• [Data for this task]:
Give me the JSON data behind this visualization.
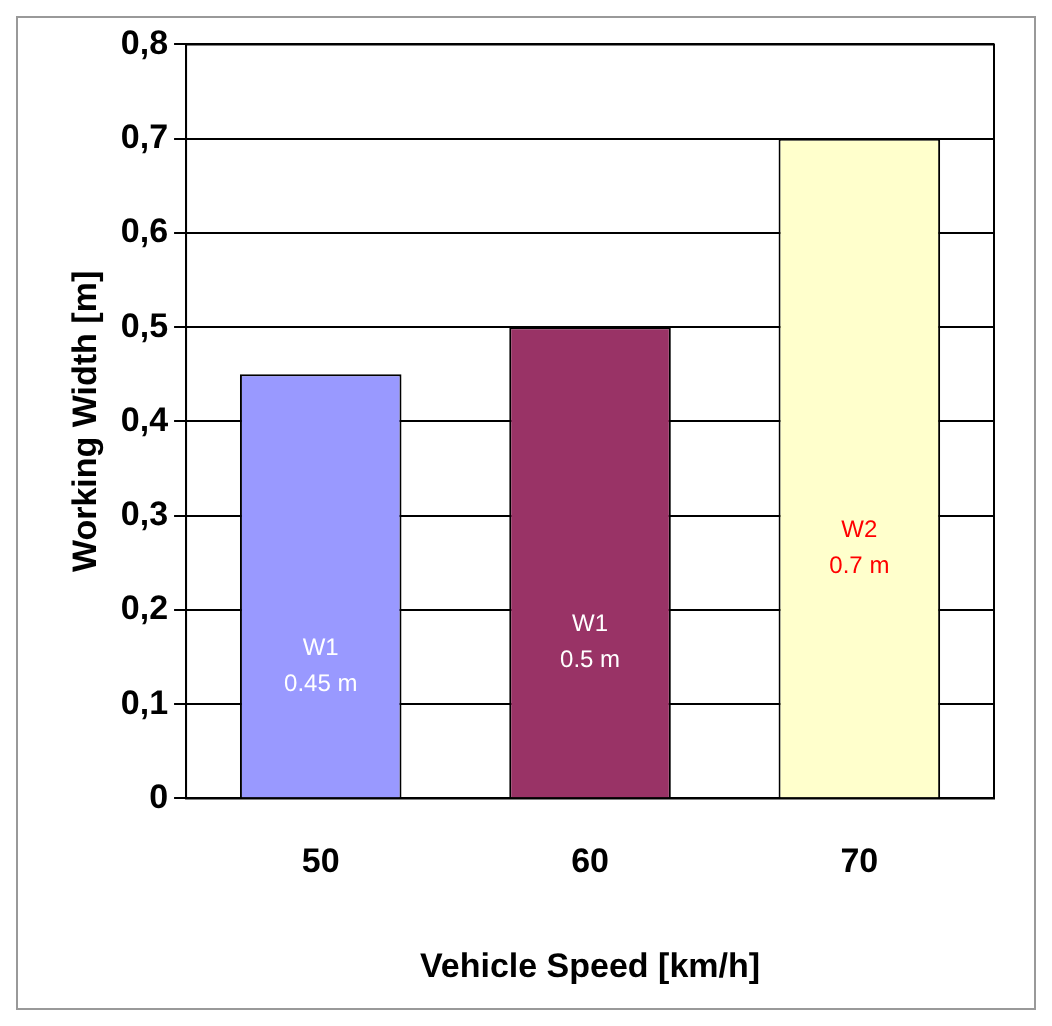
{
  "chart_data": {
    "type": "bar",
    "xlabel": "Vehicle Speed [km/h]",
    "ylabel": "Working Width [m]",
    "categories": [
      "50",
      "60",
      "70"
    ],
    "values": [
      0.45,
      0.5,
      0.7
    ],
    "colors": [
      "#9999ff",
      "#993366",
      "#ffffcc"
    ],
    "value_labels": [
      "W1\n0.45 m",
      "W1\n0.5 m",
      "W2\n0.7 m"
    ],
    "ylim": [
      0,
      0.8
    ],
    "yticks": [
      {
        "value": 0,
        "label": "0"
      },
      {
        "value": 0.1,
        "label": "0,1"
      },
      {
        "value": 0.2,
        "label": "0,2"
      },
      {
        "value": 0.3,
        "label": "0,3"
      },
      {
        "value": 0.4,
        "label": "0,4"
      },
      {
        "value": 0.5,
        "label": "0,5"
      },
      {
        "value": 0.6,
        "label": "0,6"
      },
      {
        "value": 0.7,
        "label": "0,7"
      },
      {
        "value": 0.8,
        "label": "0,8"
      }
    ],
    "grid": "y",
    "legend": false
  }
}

• [Prompt]: Restate the listing above word for word, and skip the pictures.

• [Task response]:
Give me the JSON data behind this visualization.
{
  "chart_data": {
    "type": "bar",
    "xlabel": "Vehicle Speed [km/h]",
    "ylabel": "Working Width [m]",
    "categories": [
      "50",
      "60",
      "70"
    ],
    "values": [
      0.45,
      0.5,
      0.7
    ],
    "colors": [
      "#9999ff",
      "#993366",
      "#ffffcc"
    ],
    "value_labels": [
      "W1\n0.45 m",
      "W1\n0.5 m",
      "W2\n0.7 m"
    ],
    "ylim": [
      0,
      0.8
    ],
    "yticks": [
      {
        "value": 0,
        "label": "0"
      },
      {
        "value": 0.1,
        "label": "0,1"
      },
      {
        "value": 0.2,
        "label": "0,2"
      },
      {
        "value": 0.3,
        "label": "0,3"
      },
      {
        "value": 0.4,
        "label": "0,4"
      },
      {
        "value": 0.5,
        "label": "0,5"
      },
      {
        "value": 0.6,
        "label": "0,6"
      },
      {
        "value": 0.7,
        "label": "0,7"
      },
      {
        "value": 0.8,
        "label": "0,8"
      }
    ],
    "grid": "y",
    "legend": false
  }
}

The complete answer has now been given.